TASK BRIEF - In your copy, leave out the pictures and repeat the entries below exactly.

SOURCE RECORDS -

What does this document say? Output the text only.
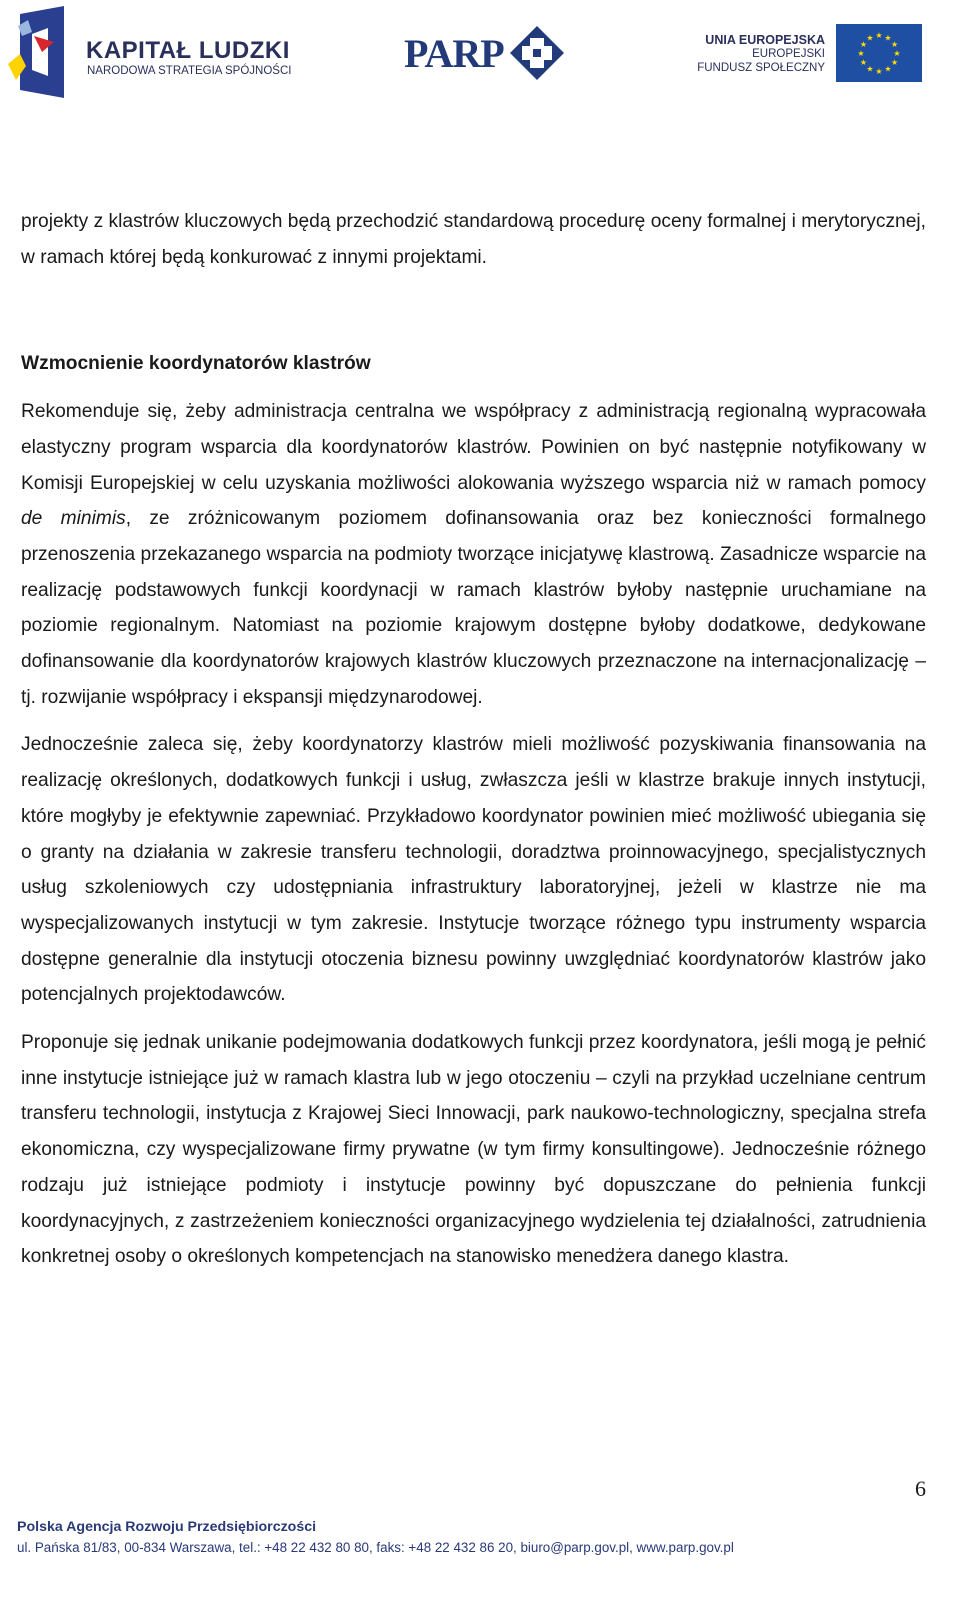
KAPITAŁ LUDZKI
NARODOWA STRATEGIA SPÓJNOŚCI	PARP	UNIA EUROPEJSKA
EUROPEJSKI
FUNDUSZ SPOŁECZNY
★ ★
★
★
★
★
★
★
★
★
★
★

projekty z klastrów kluczowych będą przechodzić standardową procedurę oceny formalnej i merytorycznej, w ramach której będą konkurować z innymi projektami.

Wzmocnienie koordynatorów klastrów

Rekomenduje się, żeby administracja centralna we współpracy z administracją regionalną wypracowała elastyczny program wsparcia dla koordynatorów klastrów. Powinien on być następnie notyfikowany w Komisji Europejskiej w celu uzyskania możliwości alokowania wyższego wsparcia niż w ramach pomocy de minimis, ze zróżnicowanym poziomem dofinansowania oraz bez konieczności formalnego przenoszenia przekazanego wsparcia na podmioty tworzące inicjatywę klastrową. Zasadnicze wsparcie na realizację podstawowych funkcji koordynacji w ramach klastrów byłoby następnie uruchamiane na poziomie regionalnym. Natomiast na poziomie krajowym dostępne byłoby dodatkowe, dedykowane dofinansowanie dla koordynatorów krajowych klastrów kluczowych przeznaczone na internacjonalizację – tj. rozwijanie współpracy i ekspansji międzynarodowej.

Jednocześnie zaleca się, żeby koordynatorzy klastrów mieli możliwość pozyskiwania finansowania na realizację określonych, dodatkowych funkcji i usług, zwłaszcza jeśli w klastrze brakuje innych instytucji, które mogłyby je efektywnie zapewniać. Przykładowo koordynator powinien mieć możliwość ubiegania się o granty na działania w zakresie transferu technologii, doradztwa proinnowacyjnego, specjalistycznych usług szkoleniowych czy udostępniania infrastruktury laboratoryjnej, jeżeli w klastrze nie ma wyspecjalizowanych instytucji w tym zakresie. Instytucje tworzące różnego typu instrumenty wsparcia dostępne generalnie dla instytucji otoczenia biznesu powinny uwzględniać koordynatorów klastrów jako potencjalnych projektodawców.

Proponuje się jednak unikanie podejmowania dodatkowych funkcji przez koordynatora, jeśli mogą je pełnić inne instytucje istniejące już w ramach klastra lub w jego otoczeniu – czyli na przykład uczelniane centrum transferu technologii, instytucja z Krajowej Sieci Innowacji, park naukowo-technologiczny, specjalna strefa ekonomiczna, czy wyspecjalizowane firmy prywatne (w tym firmy konsultingowe). Jednocześnie różnego rodzaju już istniejące podmioty i instytucje powinny być dopuszczane do pełnienia funkcji koordynacyjnych, z zastrzeżeniem konieczności organizacyjnego wydzielenia tej działalności, zatrudnienia konkretnej osoby o określonych kompetencjach na stanowisko menedżera danego klastra.

6
Polska Agencja Rozwoju Przedsiębiorczości
ul. Pańska 81/83, 00-834 Warszawa, tel.: +48 22 432 80 80, faks: +48 22 432 86 20, biuro@parp.gov.pl, www.parp.gov.pl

SOLUTION -
What does this document say? Output the text only.
KAPITAŁ LUDZKI
NARODOWA STRATEGIA SPÓJNOŚCI	PARP	UNIA EUROPEJSKA
EUROPEJSKI
FUNDUSZ SPOŁECZNY
★ ★
★
★
★
★
★
★
★
★
★
★

projekty z klastrów kluczowych będą przechodzić standardową procedurę oceny formalnej i merytorycznej, w ramach której będą konkurować z innymi projektami.

Wzmocnienie koordynatorów klastrów

Rekomenduje się, żeby administracja centralna we współpracy z administracją regionalną wypracowała elastyczny program wsparcia dla koordynatorów klastrów. Powinien on być następnie notyfikowany w Komisji Europejskiej w celu uzyskania możliwości alokowania wyższego wsparcia niż w ramach pomocy de minimis, ze zróżnicowanym poziomem dofinansowania oraz bez konieczności formalnego przenoszenia przekazanego wsparcia na podmioty tworzące inicjatywę klastrową. Zasadnicze wsparcie na realizację podstawowych funkcji koordynacji w ramach klastrów byłoby następnie uruchamiane na poziomie regionalnym. Natomiast na poziomie krajowym dostępne byłoby dodatkowe, dedykowane dofinansowanie dla koordynatorów krajowych klastrów kluczowych przeznaczone na internacjonalizację – tj. rozwijanie współpracy i ekspansji międzynarodowej.

Jednocześnie zaleca się, żeby koordynatorzy klastrów mieli możliwość pozyskiwania finansowania na realizację określonych, dodatkowych funkcji i usług, zwłaszcza jeśli w klastrze brakuje innych instytucji, które mogłyby je efektywnie zapewniać. Przykładowo koordynator powinien mieć możliwość ubiegania się o granty na działania w zakresie transferu technologii, doradztwa proinnowacyjnego, specjalistycznych usług szkoleniowych czy udostępniania infrastruktury laboratoryjnej, jeżeli w klastrze nie ma wyspecjalizowanych instytucji w tym zakresie. Instytucje tworzące różnego typu instrumenty wsparcia dostępne generalnie dla instytucji otoczenia biznesu powinny uwzględniać koordynatorów klastrów jako potencjalnych projektodawców.

Proponuje się jednak unikanie podejmowania dodatkowych funkcji przez koordynatora, jeśli mogą je pełnić inne instytucje istniejące już w ramach klastra lub w jego otoczeniu – czyli na przykład uczelniane centrum transferu technologii, instytucja z Krajowej Sieci Innowacji, park naukowo-technologiczny, specjalna strefa ekonomiczna, czy wyspecjalizowane firmy prywatne (w tym firmy konsultingowe). Jednocześnie różnego rodzaju już istniejące podmioty i instytucje powinny być dopuszczane do pełnienia funkcji koordynacyjnych, z zastrzeżeniem konieczności organizacyjnego wydzielenia tej działalności, zatrudnienia konkretnej osoby o określonych kompetencjach na stanowisko menedżera danego klastra.

6
Polska Agencja Rozwoju Przedsiębiorczości
ul. Pańska 81/83, 00-834 Warszawa, tel.: +48 22 432 80 80, faks: +48 22 432 86 20, biuro@parp.gov.pl, www.parp.gov.pl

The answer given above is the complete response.